■ Set exercise ■
Lines holding the string "groups" are the ones to copy from this listing.

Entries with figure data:

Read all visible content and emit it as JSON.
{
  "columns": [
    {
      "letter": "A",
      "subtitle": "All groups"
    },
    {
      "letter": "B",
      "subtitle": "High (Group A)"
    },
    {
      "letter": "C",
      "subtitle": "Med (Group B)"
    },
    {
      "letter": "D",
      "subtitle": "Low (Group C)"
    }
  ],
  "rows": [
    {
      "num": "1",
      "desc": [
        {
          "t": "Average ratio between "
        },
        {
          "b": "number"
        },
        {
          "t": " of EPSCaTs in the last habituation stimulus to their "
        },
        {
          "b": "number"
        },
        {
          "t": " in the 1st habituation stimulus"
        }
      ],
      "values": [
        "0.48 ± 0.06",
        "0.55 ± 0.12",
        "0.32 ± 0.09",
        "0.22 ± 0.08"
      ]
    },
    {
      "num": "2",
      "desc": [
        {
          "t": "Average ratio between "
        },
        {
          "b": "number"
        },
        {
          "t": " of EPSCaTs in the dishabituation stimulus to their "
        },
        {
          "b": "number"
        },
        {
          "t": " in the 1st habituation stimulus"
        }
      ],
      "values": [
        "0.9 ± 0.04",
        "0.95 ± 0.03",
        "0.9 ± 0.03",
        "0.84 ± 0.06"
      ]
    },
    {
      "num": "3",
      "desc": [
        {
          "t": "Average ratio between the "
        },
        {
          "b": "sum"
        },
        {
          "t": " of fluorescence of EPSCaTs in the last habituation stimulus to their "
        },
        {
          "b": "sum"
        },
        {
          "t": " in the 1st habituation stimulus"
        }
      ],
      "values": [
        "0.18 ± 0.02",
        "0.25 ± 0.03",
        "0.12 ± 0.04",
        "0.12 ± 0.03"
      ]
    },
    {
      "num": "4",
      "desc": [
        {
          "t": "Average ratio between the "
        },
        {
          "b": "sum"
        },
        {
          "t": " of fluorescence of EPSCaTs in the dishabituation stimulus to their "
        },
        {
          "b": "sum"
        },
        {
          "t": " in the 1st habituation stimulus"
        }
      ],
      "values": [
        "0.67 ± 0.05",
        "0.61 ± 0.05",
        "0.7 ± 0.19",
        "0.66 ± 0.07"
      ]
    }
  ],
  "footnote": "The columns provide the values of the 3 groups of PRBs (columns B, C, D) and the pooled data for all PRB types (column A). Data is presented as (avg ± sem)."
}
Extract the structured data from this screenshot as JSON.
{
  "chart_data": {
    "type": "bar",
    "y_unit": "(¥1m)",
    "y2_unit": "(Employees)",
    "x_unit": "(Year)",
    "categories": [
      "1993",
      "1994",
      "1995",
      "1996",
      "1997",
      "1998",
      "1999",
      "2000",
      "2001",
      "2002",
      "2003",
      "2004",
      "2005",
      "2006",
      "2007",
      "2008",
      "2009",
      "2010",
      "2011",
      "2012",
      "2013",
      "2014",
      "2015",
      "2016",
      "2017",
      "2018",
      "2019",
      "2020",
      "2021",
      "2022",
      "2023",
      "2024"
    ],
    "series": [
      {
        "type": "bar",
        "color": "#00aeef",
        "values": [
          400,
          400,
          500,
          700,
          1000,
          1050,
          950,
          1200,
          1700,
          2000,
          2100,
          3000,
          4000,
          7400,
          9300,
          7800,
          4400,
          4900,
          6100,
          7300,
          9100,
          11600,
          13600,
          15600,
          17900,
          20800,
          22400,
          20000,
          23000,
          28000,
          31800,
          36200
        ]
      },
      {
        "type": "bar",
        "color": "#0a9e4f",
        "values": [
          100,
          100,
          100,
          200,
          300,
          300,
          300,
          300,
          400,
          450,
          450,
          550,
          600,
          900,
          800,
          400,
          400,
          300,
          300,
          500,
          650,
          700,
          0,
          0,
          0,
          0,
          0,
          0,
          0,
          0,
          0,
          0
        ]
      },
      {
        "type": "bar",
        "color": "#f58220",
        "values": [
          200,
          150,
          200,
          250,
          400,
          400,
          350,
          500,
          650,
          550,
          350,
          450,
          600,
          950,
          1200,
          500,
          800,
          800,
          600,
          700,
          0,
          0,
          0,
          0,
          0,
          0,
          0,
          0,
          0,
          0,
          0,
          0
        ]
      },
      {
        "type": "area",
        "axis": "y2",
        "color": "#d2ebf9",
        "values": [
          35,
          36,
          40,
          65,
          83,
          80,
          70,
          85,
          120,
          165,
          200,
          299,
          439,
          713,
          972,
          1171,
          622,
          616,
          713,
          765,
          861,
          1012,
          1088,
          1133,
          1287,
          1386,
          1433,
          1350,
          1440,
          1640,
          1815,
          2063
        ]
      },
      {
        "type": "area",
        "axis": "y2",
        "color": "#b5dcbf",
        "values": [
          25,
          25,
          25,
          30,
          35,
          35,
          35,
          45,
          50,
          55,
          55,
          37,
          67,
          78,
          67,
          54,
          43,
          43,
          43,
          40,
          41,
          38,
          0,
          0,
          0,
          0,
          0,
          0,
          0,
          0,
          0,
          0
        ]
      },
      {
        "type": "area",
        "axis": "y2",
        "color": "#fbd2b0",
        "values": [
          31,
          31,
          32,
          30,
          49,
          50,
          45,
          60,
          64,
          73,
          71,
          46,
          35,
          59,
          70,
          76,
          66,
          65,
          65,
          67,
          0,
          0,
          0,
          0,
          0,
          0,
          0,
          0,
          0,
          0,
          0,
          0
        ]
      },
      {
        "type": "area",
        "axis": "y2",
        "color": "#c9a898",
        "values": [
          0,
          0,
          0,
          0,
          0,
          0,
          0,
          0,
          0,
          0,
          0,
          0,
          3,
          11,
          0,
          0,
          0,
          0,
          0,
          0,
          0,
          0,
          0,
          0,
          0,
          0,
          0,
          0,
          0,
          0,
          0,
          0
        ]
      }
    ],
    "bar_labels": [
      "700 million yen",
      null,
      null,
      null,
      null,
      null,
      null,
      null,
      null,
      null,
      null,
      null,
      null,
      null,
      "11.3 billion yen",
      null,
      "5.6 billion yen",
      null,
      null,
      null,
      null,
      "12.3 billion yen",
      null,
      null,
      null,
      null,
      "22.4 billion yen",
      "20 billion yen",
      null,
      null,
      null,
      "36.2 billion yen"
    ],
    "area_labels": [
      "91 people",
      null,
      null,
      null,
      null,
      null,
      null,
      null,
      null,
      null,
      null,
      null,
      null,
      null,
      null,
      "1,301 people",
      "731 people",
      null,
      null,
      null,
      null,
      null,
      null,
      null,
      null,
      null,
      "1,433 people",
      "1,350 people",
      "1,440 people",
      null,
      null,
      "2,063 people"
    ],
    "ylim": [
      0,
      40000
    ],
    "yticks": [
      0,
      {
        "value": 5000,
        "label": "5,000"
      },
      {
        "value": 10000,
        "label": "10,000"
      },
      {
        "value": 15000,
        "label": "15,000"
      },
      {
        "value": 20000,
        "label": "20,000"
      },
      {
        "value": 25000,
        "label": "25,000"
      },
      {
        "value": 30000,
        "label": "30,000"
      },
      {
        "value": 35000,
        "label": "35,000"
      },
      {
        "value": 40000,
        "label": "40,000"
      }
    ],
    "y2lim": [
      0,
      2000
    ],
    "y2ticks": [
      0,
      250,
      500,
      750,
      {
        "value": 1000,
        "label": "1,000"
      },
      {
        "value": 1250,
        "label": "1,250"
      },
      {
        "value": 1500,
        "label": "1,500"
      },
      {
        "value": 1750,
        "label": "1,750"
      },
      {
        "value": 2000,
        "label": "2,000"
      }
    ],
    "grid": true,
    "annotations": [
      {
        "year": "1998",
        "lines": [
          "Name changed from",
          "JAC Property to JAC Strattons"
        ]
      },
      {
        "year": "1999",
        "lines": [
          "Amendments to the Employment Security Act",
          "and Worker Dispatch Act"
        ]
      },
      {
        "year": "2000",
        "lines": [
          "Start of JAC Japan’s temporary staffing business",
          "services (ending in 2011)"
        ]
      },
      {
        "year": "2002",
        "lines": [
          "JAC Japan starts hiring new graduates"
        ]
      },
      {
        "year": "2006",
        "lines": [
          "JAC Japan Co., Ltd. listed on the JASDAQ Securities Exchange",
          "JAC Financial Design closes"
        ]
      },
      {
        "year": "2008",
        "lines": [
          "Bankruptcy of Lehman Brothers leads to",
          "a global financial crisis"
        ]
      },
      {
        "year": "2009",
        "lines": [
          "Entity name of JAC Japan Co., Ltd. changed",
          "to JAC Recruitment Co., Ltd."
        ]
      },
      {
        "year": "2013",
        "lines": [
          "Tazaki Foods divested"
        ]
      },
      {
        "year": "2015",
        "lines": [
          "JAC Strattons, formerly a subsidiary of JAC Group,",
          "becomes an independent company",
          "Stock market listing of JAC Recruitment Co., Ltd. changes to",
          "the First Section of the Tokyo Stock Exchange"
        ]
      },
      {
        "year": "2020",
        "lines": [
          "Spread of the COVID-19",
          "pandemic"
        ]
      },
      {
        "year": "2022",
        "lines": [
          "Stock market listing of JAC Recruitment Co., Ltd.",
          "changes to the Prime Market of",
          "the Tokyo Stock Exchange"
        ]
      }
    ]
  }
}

■ Answer to this exercise ■
      "subtitle": "All groups"
  "footnote": "The columns provide the values of the 3 groups of PRBs (columns B, C, D) and the pooled data for all PRB types (column A). Data is presented as (avg ± sem)."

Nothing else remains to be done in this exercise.